**WRITTEN PROBLEM**: Scan the lines below for the word "this". Copy each line you find it in.
-------- INFORMATION SHOWN
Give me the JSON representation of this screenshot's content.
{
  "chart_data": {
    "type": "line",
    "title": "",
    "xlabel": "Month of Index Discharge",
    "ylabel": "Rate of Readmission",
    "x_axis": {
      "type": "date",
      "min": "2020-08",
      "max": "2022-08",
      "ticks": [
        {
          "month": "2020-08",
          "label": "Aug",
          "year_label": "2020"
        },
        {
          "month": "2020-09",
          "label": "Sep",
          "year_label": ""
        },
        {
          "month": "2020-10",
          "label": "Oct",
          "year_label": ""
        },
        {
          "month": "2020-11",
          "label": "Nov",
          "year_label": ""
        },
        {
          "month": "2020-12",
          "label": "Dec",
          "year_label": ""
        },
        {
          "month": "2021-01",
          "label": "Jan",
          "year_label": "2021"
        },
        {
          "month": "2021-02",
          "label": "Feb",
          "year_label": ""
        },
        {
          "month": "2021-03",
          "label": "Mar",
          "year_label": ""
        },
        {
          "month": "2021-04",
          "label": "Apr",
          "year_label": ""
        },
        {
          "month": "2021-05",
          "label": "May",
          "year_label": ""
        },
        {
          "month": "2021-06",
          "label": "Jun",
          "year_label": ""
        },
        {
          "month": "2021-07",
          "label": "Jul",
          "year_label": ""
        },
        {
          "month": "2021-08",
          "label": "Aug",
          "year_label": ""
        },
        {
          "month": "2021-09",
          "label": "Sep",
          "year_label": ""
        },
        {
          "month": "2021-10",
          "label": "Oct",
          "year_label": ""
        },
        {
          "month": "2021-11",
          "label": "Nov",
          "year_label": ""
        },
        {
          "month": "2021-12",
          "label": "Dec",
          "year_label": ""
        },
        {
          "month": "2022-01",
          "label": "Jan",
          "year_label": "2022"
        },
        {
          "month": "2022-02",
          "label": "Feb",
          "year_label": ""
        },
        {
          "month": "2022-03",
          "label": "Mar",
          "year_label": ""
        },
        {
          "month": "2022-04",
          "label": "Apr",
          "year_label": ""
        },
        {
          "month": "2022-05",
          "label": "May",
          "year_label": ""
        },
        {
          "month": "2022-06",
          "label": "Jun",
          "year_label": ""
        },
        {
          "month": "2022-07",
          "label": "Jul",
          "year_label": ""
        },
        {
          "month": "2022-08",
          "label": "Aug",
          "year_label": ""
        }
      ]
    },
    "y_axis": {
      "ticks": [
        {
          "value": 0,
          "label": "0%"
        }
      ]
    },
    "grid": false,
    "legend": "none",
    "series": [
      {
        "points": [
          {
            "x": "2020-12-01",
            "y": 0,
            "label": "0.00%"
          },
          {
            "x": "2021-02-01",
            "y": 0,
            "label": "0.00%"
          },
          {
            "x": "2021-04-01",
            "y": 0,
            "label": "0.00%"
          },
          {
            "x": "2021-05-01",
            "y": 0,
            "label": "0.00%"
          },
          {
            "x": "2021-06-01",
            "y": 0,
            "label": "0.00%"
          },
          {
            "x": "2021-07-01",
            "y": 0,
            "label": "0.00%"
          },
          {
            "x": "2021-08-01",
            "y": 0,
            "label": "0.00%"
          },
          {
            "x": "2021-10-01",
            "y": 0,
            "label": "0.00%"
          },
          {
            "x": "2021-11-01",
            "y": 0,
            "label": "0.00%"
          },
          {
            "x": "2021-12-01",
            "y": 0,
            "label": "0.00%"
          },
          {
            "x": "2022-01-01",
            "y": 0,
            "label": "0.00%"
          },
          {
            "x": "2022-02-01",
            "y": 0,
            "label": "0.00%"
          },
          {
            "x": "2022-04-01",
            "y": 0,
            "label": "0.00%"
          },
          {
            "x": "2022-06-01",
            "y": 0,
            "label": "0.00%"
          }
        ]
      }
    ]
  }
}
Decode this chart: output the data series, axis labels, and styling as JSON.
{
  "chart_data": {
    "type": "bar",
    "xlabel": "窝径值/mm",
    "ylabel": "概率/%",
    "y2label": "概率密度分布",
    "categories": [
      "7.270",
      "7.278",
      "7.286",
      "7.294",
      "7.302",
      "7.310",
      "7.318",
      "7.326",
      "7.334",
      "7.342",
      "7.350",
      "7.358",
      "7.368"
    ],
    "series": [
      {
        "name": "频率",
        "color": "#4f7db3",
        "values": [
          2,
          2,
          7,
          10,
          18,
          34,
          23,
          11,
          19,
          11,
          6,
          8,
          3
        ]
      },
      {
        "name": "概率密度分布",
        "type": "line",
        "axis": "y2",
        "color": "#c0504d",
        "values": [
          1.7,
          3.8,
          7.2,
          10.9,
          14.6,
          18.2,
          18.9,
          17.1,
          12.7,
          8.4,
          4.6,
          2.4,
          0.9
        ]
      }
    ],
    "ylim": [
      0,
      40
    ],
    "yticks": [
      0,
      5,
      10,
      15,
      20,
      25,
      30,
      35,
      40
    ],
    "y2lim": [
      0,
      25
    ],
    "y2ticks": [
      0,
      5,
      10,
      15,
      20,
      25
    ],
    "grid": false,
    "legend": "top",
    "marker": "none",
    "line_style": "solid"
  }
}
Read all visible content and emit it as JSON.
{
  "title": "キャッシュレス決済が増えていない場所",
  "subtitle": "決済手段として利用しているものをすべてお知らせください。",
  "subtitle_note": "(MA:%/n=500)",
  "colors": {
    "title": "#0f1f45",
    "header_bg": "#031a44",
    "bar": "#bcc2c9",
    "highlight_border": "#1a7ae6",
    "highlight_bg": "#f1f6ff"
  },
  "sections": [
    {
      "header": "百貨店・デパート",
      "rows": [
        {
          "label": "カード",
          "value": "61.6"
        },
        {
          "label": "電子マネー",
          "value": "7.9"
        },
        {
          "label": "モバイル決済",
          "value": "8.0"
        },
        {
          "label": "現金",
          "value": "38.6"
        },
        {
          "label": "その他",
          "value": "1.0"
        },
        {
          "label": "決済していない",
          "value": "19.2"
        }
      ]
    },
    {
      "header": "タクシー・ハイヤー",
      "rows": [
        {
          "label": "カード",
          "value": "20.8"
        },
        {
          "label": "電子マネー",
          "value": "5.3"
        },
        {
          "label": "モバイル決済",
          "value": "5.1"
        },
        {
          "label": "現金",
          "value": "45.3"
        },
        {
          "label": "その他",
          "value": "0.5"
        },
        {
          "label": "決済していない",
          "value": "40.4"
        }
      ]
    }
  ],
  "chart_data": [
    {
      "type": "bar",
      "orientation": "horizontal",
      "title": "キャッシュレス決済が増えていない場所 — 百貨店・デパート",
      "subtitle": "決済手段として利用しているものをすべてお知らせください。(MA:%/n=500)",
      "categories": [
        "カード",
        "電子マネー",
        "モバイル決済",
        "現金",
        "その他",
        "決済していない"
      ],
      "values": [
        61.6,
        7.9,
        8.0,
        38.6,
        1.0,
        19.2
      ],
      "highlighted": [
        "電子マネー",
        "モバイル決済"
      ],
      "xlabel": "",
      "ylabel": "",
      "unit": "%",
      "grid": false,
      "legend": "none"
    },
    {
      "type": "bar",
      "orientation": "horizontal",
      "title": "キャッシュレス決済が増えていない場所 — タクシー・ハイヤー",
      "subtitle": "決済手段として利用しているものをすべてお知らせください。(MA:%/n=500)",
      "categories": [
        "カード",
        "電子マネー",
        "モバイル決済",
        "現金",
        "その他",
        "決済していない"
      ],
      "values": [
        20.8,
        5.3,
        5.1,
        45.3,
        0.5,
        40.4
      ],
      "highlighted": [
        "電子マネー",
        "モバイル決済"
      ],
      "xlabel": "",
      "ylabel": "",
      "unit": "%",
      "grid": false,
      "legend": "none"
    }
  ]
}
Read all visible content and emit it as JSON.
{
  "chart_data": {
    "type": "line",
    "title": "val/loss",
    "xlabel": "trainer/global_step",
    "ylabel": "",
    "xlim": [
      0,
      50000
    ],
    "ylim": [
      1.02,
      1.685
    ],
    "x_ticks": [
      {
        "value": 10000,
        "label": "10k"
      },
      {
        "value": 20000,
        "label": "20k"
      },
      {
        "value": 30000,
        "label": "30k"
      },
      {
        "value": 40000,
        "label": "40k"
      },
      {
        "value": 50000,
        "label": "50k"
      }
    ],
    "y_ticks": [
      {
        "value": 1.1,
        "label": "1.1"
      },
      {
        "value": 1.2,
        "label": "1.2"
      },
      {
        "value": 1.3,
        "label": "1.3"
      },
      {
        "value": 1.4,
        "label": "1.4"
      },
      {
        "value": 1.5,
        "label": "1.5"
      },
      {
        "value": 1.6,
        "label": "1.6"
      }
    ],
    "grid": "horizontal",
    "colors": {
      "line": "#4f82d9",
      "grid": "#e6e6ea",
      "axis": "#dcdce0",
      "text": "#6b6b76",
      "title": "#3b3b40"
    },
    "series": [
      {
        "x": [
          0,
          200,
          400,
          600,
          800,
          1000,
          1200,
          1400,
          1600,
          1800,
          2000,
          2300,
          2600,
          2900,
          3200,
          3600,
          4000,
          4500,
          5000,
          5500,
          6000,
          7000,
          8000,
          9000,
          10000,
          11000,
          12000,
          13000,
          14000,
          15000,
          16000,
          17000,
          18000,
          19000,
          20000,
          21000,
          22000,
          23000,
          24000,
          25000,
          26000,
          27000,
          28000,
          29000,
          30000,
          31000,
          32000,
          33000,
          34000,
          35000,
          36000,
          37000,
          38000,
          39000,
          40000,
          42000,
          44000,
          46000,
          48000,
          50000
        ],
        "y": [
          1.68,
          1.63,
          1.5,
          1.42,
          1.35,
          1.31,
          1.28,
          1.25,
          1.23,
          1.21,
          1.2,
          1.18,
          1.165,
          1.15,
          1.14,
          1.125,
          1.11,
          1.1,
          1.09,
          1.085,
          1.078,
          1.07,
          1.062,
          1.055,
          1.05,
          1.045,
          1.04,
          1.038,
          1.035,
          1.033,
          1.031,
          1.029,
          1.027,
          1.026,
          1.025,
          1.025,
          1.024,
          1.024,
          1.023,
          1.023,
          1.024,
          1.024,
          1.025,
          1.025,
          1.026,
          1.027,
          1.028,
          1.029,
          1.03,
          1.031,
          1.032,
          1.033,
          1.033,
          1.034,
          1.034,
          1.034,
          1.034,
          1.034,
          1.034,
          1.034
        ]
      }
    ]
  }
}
----------------
**RESPONSE**:
Give me the JSON representation of this screenshot's content.
Decode this chart: output the data series, axis labels, and styling as JSON.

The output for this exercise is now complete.